* **Direction 1**
In the excerpt about Kaufman's bike tours for homebuyers, translate this sentence into Spanish: "Kaufman says she started the tours in June as a way to highlight bike, pedestrian, and transit-friendly neighborhoods."
* **Direction 2**
Go on with the excerpt about Kaufman's bike tours for homebuyers, starting after its final sentence.

To capitalize on that trend, Kaufman has launched regular “Tour de Homes” where she pedals with potential homebuyers and points out things like bike-parking and bike boulevards.
Back in July, she hosted a bike tour of the Sunnyside neighborhood in Southeast Portland. A photo slideshow of that ride published to her website included captions with phrases like:
“Traffic calmed streets and bicycle boulevards make getting around Sunnyside a breeze.”
“Bike corrals provide on-street parking for cyclists and leave room for pedestrians on Belmont.”
“A tuck-under garage provides convenient bike parking.”
Kaufman says she started the tours in June as a way to highlight bike, pedestrian, and transit-friendly neighborhoods. Part of her business plan is to help people who want to drive less and she says that’s “a growing segment of the population, especially here in Portland.”

* **Supplied material**
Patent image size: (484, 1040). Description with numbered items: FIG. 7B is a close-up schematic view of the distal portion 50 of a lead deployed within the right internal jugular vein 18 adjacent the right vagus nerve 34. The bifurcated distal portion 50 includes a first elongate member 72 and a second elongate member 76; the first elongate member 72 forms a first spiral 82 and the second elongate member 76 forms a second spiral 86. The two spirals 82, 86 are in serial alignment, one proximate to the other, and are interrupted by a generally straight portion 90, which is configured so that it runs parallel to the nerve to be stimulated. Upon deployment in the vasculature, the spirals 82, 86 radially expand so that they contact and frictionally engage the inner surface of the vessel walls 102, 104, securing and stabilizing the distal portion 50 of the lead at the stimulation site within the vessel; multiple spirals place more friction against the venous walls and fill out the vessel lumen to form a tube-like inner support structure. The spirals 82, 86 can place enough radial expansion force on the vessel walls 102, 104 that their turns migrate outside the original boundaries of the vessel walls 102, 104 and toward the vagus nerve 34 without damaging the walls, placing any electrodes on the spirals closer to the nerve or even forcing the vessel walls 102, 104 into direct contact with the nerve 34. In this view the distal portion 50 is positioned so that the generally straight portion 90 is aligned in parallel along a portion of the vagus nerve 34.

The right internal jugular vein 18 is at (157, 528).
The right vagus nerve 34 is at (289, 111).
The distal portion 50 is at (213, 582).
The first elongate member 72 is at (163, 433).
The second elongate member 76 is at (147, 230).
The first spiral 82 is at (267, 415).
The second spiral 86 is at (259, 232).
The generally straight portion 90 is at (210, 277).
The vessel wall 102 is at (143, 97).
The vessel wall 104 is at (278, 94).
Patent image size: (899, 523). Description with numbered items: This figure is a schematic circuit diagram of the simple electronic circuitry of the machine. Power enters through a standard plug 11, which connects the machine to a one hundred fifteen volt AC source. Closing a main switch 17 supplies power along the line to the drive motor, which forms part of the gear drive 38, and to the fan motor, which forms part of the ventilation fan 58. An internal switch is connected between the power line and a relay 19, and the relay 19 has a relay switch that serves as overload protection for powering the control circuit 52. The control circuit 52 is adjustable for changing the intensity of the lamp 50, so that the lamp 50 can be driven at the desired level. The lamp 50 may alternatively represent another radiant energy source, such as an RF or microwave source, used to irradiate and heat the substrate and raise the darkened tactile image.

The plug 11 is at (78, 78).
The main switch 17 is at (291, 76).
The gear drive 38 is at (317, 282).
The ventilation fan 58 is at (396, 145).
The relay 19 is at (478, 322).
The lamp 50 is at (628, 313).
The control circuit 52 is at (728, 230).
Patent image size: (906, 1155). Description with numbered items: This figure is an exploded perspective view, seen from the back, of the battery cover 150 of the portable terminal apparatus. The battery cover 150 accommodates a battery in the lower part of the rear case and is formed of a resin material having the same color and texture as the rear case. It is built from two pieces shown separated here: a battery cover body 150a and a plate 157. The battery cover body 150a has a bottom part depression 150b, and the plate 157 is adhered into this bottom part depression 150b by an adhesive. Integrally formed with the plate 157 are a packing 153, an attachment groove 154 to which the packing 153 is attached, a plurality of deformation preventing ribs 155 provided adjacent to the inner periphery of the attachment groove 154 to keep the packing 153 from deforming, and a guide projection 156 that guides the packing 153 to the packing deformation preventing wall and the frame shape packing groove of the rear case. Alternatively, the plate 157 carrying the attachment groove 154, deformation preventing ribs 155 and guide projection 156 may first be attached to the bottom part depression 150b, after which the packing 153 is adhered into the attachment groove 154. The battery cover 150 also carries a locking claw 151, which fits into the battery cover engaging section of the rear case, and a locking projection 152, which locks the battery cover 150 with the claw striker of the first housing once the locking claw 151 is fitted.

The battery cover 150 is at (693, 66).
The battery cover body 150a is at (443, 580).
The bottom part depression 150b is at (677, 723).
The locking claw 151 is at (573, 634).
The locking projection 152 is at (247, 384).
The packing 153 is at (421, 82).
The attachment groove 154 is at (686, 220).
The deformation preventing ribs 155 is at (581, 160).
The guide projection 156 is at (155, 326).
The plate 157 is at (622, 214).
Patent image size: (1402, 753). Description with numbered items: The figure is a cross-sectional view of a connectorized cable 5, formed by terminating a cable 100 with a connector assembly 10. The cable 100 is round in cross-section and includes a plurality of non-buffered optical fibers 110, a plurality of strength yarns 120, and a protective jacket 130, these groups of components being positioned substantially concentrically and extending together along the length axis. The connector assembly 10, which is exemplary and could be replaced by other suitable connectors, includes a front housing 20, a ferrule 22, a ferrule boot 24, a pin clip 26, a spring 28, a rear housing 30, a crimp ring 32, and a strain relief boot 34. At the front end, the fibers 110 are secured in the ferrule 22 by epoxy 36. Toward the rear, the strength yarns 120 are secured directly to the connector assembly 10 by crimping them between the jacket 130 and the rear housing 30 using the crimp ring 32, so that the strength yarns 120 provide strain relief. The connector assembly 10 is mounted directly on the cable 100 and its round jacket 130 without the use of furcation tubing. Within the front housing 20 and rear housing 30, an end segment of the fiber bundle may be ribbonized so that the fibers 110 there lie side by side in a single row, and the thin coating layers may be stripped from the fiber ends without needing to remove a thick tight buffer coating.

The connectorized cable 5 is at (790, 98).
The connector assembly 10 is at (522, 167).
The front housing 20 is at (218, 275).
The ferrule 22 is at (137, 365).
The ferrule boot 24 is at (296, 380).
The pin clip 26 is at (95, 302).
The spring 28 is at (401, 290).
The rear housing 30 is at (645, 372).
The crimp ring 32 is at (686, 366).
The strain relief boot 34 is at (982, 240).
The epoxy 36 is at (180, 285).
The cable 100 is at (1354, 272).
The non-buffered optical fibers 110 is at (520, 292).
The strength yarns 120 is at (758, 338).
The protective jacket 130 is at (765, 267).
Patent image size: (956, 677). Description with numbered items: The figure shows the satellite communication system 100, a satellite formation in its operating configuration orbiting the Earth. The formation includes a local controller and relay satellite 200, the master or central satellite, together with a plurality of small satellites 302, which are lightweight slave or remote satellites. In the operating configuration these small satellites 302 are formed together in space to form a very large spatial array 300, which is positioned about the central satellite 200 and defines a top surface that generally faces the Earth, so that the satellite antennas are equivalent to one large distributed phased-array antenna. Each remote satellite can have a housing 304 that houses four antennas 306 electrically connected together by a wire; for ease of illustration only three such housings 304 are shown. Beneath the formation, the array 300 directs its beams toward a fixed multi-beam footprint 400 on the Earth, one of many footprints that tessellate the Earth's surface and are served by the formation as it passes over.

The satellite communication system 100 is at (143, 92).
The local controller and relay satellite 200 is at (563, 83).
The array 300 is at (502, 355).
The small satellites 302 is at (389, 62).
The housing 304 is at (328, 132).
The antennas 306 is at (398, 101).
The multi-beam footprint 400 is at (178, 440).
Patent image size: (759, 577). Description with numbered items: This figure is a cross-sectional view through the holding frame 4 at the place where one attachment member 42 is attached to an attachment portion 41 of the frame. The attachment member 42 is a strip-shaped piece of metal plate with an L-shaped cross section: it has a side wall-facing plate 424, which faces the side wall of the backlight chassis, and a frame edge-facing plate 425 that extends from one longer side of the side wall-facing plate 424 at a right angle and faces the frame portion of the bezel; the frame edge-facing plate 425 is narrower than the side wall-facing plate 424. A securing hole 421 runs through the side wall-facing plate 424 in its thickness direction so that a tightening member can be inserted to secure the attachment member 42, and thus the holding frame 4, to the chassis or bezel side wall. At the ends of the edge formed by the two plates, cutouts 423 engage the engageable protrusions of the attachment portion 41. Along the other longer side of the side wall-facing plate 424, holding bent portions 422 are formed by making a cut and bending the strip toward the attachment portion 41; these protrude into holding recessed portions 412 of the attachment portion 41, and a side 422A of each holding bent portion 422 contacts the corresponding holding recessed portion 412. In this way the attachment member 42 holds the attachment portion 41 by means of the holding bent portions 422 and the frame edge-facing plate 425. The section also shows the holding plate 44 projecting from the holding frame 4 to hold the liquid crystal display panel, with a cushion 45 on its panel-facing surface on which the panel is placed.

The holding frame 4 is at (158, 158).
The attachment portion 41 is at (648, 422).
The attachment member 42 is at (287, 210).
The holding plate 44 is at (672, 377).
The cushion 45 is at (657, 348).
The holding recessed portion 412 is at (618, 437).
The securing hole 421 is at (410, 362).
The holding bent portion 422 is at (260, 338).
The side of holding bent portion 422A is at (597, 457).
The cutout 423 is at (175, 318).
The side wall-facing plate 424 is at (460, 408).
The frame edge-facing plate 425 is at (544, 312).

* **Task response 1**
Kaufman dice que comenzó los recorridos en junio como una forma de destacar los barrios aptos para bicicletas, peatones y transporte público.

* **Task response 2**
“I’ve gotten a lot of interest and positive feedback in the tours,” she says, “And as we cyclists know, there is an intangible and priceless benefit to be gained in ‘quality of life’ by getting out of our cars and into our communities.”
The golden rule of real estate has been always been “location, location, location”, but Kaufman says she’s trying to get people to think instead of, “proximity, proximity, proximity.”
[Editor's note: For more on proximity,check out this article by contributor Elly Blue.]
Kaufman’s next “Tour de Homes” is planned for the Alberta neighborhood in Northeast Portland. The ride will meet at Black Cat Cafe (1203 NE Alberta St) this Sunday (8/17) at 10 am. Reservations are required and space is limited so email kkaufman [at] prunw [dot] com or call (503) 233-9513 if you’d like to come along.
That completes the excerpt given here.